Find the string "contained" in the entries and copy each line that has it.
* * * *
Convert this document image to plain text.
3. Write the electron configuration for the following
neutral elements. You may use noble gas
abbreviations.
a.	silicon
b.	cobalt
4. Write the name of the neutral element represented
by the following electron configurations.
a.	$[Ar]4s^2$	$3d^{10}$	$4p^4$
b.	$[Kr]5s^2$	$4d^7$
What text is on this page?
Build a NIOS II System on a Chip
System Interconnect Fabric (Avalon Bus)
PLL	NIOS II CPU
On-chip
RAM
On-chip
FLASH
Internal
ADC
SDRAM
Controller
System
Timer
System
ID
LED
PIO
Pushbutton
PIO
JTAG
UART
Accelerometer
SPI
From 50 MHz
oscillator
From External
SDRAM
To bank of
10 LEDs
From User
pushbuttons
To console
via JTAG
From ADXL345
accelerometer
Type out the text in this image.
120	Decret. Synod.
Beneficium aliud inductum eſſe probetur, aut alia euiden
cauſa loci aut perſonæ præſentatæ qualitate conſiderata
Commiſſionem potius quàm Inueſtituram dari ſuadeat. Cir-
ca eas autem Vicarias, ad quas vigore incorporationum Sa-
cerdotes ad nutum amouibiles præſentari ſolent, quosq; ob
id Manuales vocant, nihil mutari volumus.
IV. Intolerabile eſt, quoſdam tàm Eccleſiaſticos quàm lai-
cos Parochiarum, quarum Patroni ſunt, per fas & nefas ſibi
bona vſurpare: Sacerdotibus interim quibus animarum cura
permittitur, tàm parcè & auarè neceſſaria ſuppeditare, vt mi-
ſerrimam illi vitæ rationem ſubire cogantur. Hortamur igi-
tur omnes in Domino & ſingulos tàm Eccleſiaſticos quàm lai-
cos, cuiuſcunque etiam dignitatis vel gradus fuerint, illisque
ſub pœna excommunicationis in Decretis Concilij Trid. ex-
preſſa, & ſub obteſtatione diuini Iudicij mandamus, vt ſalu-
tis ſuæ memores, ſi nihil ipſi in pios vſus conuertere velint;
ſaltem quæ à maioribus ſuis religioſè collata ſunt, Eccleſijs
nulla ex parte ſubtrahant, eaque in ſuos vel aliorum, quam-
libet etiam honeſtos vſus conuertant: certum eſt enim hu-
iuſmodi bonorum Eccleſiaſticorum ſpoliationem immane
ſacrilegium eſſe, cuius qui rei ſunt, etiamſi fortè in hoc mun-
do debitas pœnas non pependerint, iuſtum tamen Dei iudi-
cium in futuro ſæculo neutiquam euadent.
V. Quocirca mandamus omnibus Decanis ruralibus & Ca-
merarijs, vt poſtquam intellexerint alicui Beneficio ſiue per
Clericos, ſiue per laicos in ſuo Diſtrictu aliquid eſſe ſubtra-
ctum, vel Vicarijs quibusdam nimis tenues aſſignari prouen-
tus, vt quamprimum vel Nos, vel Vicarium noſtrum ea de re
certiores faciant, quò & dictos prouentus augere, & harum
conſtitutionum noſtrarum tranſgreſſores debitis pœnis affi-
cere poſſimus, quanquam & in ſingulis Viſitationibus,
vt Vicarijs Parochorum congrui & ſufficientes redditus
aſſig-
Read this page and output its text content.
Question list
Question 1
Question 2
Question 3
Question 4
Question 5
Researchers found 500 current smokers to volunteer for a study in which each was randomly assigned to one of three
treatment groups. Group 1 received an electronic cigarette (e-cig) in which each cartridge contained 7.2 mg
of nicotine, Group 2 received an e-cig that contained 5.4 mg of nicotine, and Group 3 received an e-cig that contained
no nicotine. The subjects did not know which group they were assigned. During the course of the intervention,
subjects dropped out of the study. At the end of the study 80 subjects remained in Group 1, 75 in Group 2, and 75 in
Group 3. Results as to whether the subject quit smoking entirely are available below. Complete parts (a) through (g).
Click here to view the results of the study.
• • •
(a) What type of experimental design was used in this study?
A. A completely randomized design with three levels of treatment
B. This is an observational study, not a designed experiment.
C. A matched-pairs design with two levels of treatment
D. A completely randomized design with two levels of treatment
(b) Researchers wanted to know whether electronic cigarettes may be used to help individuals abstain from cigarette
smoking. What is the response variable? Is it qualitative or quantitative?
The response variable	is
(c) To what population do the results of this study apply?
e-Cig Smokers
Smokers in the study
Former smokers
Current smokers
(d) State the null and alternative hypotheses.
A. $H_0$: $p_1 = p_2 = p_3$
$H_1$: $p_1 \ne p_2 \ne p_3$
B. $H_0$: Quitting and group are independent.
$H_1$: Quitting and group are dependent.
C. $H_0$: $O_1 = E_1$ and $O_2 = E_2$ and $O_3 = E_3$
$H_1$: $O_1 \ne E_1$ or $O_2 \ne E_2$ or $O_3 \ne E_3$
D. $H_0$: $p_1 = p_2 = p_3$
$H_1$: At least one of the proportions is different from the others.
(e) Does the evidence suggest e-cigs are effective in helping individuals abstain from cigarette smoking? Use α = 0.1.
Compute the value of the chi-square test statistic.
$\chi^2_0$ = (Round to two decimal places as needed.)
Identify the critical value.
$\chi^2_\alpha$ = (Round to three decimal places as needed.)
* * * *
Task response:
treatment groups. Group 1 received an electronic cigarette (e-cig) in which each cartridge contained 7.2 mg
of nicotine, Group 2 received an e-cig that contained 5.4 mg of nicotine, and Group 3 received an e-cig that contained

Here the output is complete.